━━━━━ Document text
While inflation’s effect on the overall economy is undisputed, its effect on consumer electronics sales may be overblown. Downward pricing pressure in some categories, an easing supply chain, and a post-pandemic slow-down in demand for some products may have a more profound effect on items like TVs and laptops in the coming months.
Certainly, the 500-pound gorilla in the overall retail market is still inflation. For example, consumer prices—excluding food and energy costs—rose a staggering 6.6 percent in September compared to a year ago. That is the fastest rate of inflation the U.S. has seen in 40 years.
So with prices for food and utilities continuing to rise, consumers are throttling back on non-essentials like new clothes and shiny electronics. Indeed, sales of consumer electronics and white goods fell 0.8 percent in September. The question is, will these trends continue?
“Inflation has definitely impacted consumer electronics sales,” says Avi Greengart, lead analyst at Techsponential, “but the impact is selective and is often dwarfed by other factors.”
Several analysts agree that other factors are playing a more important role in CE sales. Many consumers splurged during the pandemic on 4K TVs and laptops, for example, just as supply chain problems reduced inventories and drove up prices. But this year, the trend has reversed. While the price of many essentials skyrocketed, the price of items such as big-screen TVs fell by as much as 12.7 percent according to the Consumer Price Index this past summer. Even computer prices fell by 1 percent, according the report. Some analysts expect to see further price erosion.
“We’ll likely see some very strong discounting over the holidays and into 2023 on high-end TVs,” said Mark Vena, principal analyst at SmartTech Research. “Manufacturers cannot afford to have a slow holiday sales season as that’s the part of the year when typically most sales occur.”
And while inflation continues to impact overall PC sales, including laptops, Vena doesn’t believe it’s the core reason for slowing sales. “The PC market has been contracting because it’s no longer benefiting from pandemic sales and the work-from-home effect,” he points out. “And we’re not likely to see a repeat of the kind of historic buying binge seen in 2020 and 2021 to upgrade systems any time soon.
“PC video game and TV sales soared,” concurs Greengart, “and now there’s a bit of a hangover. Prices are actually down in these categories and supply is up.”
━━━━━━━━━━
━━━━━ Records supplied
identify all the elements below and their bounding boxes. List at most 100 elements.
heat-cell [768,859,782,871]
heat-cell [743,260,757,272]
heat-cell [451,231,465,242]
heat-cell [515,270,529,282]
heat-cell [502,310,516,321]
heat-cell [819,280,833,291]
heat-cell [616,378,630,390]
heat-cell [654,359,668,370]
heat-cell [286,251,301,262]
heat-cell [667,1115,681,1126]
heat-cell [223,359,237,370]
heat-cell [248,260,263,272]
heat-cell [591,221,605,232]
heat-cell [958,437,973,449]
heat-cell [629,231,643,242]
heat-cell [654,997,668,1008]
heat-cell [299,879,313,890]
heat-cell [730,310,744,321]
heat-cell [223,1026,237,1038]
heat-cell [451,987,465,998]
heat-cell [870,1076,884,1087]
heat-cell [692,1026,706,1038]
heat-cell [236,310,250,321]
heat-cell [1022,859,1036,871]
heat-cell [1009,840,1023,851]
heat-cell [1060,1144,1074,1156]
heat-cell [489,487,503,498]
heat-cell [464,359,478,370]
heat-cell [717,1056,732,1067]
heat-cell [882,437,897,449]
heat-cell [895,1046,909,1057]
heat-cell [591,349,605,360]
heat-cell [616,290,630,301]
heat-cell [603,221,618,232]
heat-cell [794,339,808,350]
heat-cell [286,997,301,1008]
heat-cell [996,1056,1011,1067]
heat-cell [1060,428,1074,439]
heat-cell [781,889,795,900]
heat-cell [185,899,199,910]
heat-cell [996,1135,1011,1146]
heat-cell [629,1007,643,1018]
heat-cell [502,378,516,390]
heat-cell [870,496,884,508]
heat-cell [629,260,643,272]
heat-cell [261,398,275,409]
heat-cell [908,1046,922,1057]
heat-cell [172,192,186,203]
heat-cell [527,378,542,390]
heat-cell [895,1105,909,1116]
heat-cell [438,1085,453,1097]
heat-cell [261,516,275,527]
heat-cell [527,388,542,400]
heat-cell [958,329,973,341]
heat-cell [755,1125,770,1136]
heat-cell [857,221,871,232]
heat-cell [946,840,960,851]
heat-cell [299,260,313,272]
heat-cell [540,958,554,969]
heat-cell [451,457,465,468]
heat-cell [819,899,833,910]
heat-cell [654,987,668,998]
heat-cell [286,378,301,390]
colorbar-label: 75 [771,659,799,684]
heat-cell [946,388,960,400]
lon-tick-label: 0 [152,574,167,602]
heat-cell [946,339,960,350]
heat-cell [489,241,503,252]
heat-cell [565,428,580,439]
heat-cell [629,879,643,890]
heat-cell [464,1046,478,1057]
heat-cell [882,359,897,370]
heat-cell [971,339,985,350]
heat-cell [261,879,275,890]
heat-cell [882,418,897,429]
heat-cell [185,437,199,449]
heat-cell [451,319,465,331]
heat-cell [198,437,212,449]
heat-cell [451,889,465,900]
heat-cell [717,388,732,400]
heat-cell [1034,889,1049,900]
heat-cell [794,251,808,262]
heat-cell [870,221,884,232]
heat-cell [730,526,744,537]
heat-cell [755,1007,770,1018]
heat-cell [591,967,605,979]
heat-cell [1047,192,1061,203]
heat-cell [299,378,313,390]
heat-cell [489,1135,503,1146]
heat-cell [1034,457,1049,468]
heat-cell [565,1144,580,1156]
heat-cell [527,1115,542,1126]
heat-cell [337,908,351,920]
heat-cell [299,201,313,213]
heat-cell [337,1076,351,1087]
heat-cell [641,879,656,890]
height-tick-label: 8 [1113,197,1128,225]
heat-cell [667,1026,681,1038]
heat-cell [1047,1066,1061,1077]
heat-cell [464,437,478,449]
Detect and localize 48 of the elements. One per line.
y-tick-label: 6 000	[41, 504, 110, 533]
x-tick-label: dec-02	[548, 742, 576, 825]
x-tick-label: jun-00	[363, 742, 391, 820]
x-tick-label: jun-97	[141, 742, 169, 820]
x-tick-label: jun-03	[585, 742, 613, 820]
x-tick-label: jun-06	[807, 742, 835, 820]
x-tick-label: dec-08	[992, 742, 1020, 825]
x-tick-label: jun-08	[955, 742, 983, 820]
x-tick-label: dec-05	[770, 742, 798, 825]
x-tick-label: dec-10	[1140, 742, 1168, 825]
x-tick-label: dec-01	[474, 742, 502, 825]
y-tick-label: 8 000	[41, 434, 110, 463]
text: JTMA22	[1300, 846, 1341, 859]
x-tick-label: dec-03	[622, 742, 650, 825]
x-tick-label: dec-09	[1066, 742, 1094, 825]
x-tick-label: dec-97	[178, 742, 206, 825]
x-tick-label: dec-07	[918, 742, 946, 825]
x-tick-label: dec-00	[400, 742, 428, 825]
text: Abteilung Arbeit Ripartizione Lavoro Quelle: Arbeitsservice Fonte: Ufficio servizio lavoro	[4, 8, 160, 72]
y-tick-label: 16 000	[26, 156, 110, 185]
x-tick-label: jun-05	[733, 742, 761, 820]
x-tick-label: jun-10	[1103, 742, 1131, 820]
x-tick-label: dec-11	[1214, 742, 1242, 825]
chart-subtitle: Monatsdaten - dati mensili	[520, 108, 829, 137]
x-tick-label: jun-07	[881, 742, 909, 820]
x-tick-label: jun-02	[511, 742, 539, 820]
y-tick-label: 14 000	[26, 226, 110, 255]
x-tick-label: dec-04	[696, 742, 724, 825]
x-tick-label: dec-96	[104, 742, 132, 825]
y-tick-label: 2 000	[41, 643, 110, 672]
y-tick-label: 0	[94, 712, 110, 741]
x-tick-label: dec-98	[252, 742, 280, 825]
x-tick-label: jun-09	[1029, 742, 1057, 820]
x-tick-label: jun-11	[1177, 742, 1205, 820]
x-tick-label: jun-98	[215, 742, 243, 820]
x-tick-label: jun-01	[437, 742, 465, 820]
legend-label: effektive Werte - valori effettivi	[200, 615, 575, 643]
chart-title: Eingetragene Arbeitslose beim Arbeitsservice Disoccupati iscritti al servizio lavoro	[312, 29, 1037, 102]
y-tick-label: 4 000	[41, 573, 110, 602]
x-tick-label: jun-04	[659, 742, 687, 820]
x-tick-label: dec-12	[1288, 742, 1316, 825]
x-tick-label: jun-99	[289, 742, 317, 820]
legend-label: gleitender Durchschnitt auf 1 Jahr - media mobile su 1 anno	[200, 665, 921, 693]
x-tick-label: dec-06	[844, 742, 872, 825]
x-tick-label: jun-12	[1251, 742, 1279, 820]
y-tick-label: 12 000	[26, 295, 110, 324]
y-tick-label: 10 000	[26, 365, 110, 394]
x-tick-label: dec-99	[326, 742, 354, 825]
━━━━━━━━━━
> **Exercises to complete**:
**A.** In the article on inflation and consumer electronics sales, why does Mark Vena expect strong discounting on high-end TVs over the holidays and into 2023? Answer in one to three sentences.
**B.** Do these statements agree with the article on inflation and consumer electronics sales? Answer yes or no for each, quoting the words from the article that decide it.
(i) Sales of consumer electronics and white goods dropped in September.
(ii) Computer prices went up by 1 percent.
(iii) Avi Greengart says inflation has had no effect on consumer electronics sales.
**C.** Carry the article on inflation and consumer electronics sales forward from its final sentence.
You can set the records aside; nothing here depends on them.

> **Your responses**:
**A.** Manufacturers cannot afford a slow holiday sales season, because that is typically when most of their sales occur.

**B.**
(i) Yes: "sales of consumer electronics and white goods fell 0.8 percent in September."
(ii) No: "Even computer prices fell by 1 percent"
(iii) No: "Inflation has definitely impacted consumer electronics sales"

**C.**
One company in the midst of the supply chain is 3M. It provides adhesives and electronic films and coatings to high-tech customers like smartphone makers, so it’s considered a bellweather of things to come. In its most recent investor conference, 3M said it expects to see continued “softness” in smartphone, tablet, and TV sales. The company also agreed that supply chain issues seem to have largely abated. So there will be some pressure to offer discounts to boost sales. On the other hand, retailers should at least be able to count on a steady stream of products.
Overall, analysts at AlixPartners expect consumers will continue to spend. The National Retail Federation recently forecast that holiday retail sales during November and December will grow between 6 percent and 8 percent over 2021 to between $942.6 billion and $960.4 billion. But at the same time, the middle income shoppers may get squeezed. In order to offset price increases in food and services, mainstream consumers will look increasingly to bargain retailers like Walmart for deals on countertop appliances and TVs. (Walmart declined to comment on expected trends for this Dealerscope story.) Meanwhile, affluent customers will continue their discretionary spending, impervious to inflationary trends elsewhere.
As for the consumer buying hangover, it seems to extend into all corners of high-tech goods. At least one major American bicycle brand that did not wish to be identified told Dealerscope the market may be temporarily saturated. After a couple of years of surging demand, there’s now a huge back inventory of ebikes.
Nevertheless, there are some CE bright spots that analysts expect will hold up well over the next few months, specifically in accessories and peripherals.
“Peripheral devices seem to be immune—to some extent—to the impact of inflation,” notes Vena, because users can’t delay critical purchases for items like printers and webcams.
And while smartphone sales are down globally, says Greengart, “Apple iPhone sales are up.” While Apple expects to see slower growth in iPhones sales, its sales numbers demonstrate that when they need a new phone, consumers are willing to invest in premium products, says Greengart.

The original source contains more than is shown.